*** Opening of Data to process ***

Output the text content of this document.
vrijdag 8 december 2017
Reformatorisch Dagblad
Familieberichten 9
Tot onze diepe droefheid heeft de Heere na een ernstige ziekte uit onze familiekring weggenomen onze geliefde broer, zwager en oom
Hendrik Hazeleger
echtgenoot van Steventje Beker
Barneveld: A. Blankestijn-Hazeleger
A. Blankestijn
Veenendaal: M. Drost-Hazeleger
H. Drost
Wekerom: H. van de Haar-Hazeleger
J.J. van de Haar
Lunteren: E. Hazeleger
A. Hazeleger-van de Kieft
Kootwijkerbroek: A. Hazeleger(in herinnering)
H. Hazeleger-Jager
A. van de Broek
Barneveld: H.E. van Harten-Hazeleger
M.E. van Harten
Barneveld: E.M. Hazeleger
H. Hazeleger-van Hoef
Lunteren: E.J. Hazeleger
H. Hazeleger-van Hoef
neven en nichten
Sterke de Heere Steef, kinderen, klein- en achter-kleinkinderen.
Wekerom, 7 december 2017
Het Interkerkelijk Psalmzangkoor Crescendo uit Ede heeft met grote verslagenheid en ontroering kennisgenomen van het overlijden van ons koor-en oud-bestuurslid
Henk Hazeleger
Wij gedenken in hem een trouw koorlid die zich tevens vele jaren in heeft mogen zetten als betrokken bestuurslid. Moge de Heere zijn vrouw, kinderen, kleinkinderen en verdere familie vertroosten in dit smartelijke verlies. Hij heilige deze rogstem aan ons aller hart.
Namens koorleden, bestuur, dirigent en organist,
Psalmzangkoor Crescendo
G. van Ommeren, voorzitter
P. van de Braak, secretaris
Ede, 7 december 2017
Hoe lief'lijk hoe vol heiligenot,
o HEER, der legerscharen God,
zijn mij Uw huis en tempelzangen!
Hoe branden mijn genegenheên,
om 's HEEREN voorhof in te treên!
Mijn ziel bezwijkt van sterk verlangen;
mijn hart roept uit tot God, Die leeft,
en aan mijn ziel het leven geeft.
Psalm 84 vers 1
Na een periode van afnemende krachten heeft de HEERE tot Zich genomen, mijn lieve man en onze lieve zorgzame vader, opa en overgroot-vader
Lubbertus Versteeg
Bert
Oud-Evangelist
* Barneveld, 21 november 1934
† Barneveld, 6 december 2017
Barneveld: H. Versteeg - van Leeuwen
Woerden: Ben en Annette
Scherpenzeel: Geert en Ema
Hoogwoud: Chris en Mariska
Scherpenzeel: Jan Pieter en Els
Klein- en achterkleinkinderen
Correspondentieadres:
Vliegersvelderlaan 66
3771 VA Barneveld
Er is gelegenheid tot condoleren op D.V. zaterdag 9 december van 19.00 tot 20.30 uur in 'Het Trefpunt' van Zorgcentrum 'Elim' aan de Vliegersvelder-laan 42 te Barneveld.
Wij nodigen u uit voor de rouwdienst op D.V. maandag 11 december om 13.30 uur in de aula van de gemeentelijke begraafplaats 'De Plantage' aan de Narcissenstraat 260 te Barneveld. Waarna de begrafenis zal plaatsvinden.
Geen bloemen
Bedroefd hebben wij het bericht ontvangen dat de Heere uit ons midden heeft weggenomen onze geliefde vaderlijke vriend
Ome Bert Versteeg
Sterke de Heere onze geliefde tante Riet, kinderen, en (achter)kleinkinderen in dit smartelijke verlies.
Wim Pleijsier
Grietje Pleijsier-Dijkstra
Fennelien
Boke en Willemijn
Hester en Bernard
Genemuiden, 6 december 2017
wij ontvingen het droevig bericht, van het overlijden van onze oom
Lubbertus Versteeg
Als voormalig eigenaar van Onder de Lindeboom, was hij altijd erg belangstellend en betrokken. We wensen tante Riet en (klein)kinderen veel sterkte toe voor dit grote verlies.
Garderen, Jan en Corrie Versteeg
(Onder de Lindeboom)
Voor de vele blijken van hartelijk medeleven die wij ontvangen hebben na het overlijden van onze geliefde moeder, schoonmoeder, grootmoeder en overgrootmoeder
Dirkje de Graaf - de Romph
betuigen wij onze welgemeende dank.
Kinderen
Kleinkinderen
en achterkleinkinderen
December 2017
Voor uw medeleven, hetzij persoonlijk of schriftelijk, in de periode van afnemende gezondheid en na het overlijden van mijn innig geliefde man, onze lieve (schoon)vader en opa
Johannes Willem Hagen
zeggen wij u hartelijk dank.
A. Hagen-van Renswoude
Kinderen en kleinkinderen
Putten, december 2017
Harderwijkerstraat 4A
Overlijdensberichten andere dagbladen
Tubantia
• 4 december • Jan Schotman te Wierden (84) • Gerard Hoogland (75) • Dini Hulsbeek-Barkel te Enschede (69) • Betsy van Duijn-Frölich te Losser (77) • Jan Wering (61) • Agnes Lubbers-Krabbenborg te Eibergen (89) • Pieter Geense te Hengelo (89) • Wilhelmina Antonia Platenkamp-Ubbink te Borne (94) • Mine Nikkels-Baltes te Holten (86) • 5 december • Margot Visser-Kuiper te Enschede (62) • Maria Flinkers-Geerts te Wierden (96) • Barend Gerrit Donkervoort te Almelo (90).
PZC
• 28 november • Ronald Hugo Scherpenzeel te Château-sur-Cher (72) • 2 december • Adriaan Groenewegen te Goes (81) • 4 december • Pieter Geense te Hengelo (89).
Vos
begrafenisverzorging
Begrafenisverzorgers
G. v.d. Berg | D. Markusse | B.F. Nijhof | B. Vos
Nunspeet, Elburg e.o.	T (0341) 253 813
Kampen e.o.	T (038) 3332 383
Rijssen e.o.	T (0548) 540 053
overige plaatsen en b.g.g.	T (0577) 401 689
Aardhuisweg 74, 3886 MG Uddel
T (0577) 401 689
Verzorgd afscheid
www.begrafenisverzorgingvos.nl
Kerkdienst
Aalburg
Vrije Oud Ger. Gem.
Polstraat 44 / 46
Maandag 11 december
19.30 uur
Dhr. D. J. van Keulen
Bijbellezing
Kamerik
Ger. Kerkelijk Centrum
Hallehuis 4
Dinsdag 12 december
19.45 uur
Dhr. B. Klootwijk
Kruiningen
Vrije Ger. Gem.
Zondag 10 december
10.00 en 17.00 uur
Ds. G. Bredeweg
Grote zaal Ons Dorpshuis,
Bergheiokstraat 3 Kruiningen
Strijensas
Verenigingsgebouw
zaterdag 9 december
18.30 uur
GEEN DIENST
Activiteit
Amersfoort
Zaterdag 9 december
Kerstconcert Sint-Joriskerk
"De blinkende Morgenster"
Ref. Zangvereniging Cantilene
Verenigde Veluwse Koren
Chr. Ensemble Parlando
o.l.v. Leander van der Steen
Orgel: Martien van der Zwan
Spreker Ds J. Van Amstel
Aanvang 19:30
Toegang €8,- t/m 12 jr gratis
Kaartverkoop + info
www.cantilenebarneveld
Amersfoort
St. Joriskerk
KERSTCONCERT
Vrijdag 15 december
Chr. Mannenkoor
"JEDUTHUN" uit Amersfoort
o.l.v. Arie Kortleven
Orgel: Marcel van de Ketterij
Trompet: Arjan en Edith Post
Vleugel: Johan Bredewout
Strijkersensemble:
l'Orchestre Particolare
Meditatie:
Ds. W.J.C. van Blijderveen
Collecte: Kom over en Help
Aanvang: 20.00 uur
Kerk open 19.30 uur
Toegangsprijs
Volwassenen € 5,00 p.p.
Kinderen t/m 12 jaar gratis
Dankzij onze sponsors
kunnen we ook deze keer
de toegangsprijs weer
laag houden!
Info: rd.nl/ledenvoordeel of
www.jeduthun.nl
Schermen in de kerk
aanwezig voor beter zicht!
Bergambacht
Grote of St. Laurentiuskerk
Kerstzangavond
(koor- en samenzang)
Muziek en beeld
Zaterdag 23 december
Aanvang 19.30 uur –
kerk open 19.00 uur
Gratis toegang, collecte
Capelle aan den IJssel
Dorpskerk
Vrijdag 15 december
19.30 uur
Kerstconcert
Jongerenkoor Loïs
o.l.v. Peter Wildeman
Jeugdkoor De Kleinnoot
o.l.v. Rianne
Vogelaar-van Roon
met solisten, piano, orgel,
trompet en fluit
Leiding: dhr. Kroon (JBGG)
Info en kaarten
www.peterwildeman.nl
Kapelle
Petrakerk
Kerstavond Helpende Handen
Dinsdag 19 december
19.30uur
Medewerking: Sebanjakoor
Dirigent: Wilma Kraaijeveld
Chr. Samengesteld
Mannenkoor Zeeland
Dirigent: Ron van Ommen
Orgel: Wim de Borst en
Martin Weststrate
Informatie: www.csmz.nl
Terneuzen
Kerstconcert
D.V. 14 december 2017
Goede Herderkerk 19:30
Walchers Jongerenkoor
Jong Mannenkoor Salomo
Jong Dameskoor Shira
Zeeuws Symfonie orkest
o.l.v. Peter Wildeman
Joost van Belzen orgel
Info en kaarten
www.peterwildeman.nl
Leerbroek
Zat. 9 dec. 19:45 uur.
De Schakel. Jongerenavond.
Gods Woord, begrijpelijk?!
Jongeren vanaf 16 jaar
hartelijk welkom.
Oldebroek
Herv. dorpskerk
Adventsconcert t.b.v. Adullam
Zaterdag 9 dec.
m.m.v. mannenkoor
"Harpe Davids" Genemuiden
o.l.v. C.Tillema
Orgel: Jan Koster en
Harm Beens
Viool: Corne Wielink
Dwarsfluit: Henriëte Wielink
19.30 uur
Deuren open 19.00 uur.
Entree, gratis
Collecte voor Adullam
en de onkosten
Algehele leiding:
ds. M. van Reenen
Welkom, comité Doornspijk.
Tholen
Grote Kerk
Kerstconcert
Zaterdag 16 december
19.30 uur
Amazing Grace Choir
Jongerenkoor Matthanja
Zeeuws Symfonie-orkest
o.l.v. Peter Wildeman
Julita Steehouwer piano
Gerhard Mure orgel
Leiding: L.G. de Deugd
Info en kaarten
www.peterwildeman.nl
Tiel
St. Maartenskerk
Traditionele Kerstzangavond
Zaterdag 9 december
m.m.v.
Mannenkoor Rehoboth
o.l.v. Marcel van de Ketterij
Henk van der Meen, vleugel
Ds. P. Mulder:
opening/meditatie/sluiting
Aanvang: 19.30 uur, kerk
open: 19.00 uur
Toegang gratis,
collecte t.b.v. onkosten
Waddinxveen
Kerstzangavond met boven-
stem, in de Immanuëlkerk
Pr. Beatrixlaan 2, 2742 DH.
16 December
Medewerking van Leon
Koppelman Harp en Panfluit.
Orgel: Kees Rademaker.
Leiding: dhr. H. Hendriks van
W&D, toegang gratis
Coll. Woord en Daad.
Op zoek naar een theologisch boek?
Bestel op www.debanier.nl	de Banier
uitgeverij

*** Close of Data to process ***

Task instructions:
How many lines in the records hold the string "Dinsdag"? Answer with only that number.

Task output:
2